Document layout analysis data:
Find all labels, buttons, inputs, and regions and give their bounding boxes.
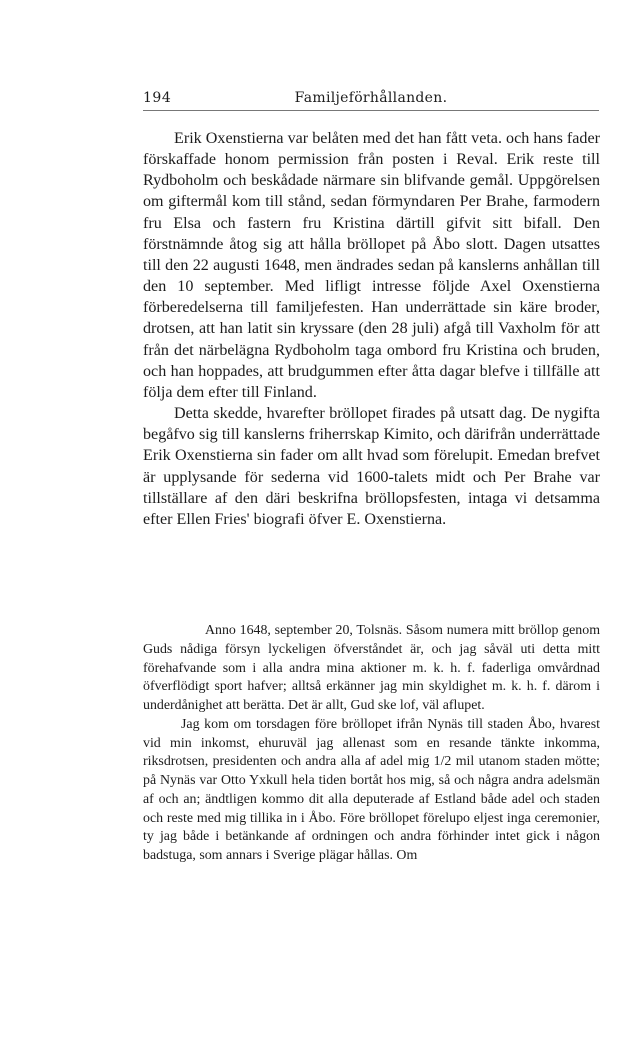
paragraph: Erik Oxenstierna var belåten med det han fått veta. och hans fader förskaffade honom permission från posten i Reval. Erik reste till Rydboholm och beskådade närmare sin blifvande gemål. Uppgörelsen om giftermål kom till stånd, sedan förmyndaren Per Brahe, farmodern fru Elsa och fastern fru Kristina därtill gifvit sitt bifall. Den förstnämnde åtog sig att hålla bröllopet på Åbo slott. Dagen utsattes till den 22 augusti 1648, men ändrades sedan på kanslerns anhållan till den 10 september. Med lifligt intresse följde Axel Oxenstierna förberedelserna till familjefesten. Han underrättade sin käre broder, drotsen, att han latit sin kryssare (den 28 juli) afgå till Vaxholm för att från det närbelägna Rydboholm taga ombord fru Kristina och bruden, och han hoppades, att brudgummen efter åtta dagar blefve i tillfälle att följa dem efter till Finland.: [143, 130, 600, 401]
paragraph: Detta skedde, hvarefter bröllopet firades på utsatt dag. De nygifta begåfvo sig till kanslerns friherrskap Kimito, och därifrån underrättade Erik Oxenstierna sin fader om allt hvad som förelupit. Emedan brefvet är upplysande för sederna vid 1600-talets midt och Per Brahe var tillställare af den däri beskrifna bröllopsfesten, intaga vi detsamma efter Ellen Fries' biografi öfver E. Oxenstierna.: [143, 405, 600, 528]
quoted-letter: [143, 622, 600, 866]
running-title: Familjeförhållanden.: [294, 90, 448, 106]
page-number: 194: [143, 90, 172, 106]
main-text: [143, 128, 600, 530]
quote-paragraph: Anno 1648, september 20, Tolsnäs. Såsom numera mitt bröllop genom Guds nådiga försyn lyckeligen öfverståndet är, och jag såväl uti detta mitt förehafvande som i alla andra mina aktioner m. k. h. f. faderliga omvårdnad öfverflödigt sport hafver; alltså erkänner jag min skyldighet m. k. h. f. därom i underdånighet att berätta. Det är allt, Gud ske lof, väl aflupet.: [143, 623, 600, 713]
header-rule: [143, 110, 599, 111]
quote-paragraph: Jag kom om torsdagen före bröllopet ifrån Nynäs till staden Åbo, hvarest vid min inkomst, ehuruväl jag allenast som en resande tänkte inkomma, riksdrotsen, presidenten och andra alla af adel mig 1/2 mil utanom staden mötte; på Nynäs var Otto Yxkull hela tiden bortåt hos mig, så och några andra adelsmän af och an; ändtligen kommo dit alla deputerade af Estland både adel och staden och reste med mig tillika in i Åbo. Före bröllopet förelupo eljest inga ceremonier, ty jag både i betänkande af ordningen och andra förhinder intet gick i någon badstuga, som annars i Sverige plägar hållas. Om: [143, 716, 600, 863]
page-header: [143, 90, 599, 112]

#### WORK INSTRUCTIONS:
I would like the data copied exactly as it stands, with no pictures included.

#### TASK SOLUTION:
Find all labels, buttons, inputs, and regions and give their bounding boxes.
paragraph: Erik Oxenstierna var belåten med det han fått veta. och hans fader förskaffade honom permission från posten i Reval. Erik reste till Rydboholm och beskådade närmare sin blifvande gemål. Uppgörelsen om giftermål kom till stånd, sedan förmyndaren Per Brahe, farmodern fru Elsa och fastern fru Kristina därtill gifvit sitt bifall. Den förstnämnde åtog sig att hålla bröllopet på Åbo slott. Dagen utsattes till den 22 augusti 1648, men ändrades sedan på kanslerns anhållan till den 10 september. Med lifligt intresse följde Axel Oxenstierna förberedelserna till familjefesten. Han underrättade sin käre broder, drotsen, att han latit sin kryssare (den 28 juli) afgå till Vaxholm för att från det närbelägna Rydboholm taga ombord fru Kristina och bruden, och han hoppades, att brudgummen efter åtta dagar blefve i tillfälle att följa dem efter till Finland.: [143, 130, 600, 401]
paragraph: Detta skedde, hvarefter bröllopet firades på utsatt dag. De nygifta begåfvo sig till kanslerns friherrskap Kimito, och därifrån underrättade Erik Oxenstierna sin fader om allt hvad som förelupit. Emedan brefvet är upplysande för sederna vid 1600-talets midt och Per Brahe var tillställare af den däri beskrifna bröllopsfesten, intaga vi detsamma efter Ellen Fries' biografi öfver E. Oxenstierna.: [143, 405, 600, 528]
quoted-letter: [143, 622, 600, 866]
running-title: Familjeförhållanden.: [294, 90, 448, 106]
page-number: 194: [143, 90, 172, 106]
main-text: [143, 128, 600, 530]
quote-paragraph: Anno 1648, september 20, Tolsnäs. Såsom numera mitt bröllop genom Guds nådiga försyn lyckeligen öfverståndet är, och jag såväl uti detta mitt förehafvande som i alla andra mina aktioner m. k. h. f. faderliga omvårdnad öfverflödigt sport hafver; alltså erkänner jag min skyldighet m. k. h. f. därom i underdånighet att berätta. Det är allt, Gud ske lof, väl aflupet.: [143, 623, 600, 713]
header-rule: [143, 110, 599, 111]
quote-paragraph: Jag kom om torsdagen före bröllopet ifrån Nynäs till staden Åbo, hvarest vid min inkomst, ehuruväl jag allenast som en resande tänkte inkomma, riksdrotsen, presidenten och andra alla af adel mig 1/2 mil utanom staden mötte; på Nynäs var Otto Yxkull hela tiden bortåt hos mig, så och några andra adelsmän af och an; ändtligen kommo dit alla deputerade af Estland både adel och staden och reste med mig tillika in i Åbo. Före bröllopet förelupo eljest inga ceremonier, ty jag både i betänkande af ordningen och andra förhinder intet gick i någon badstuga, som annars i Sverige plägar hållas. Om: [143, 716, 600, 863]
page-header: [143, 90, 599, 112]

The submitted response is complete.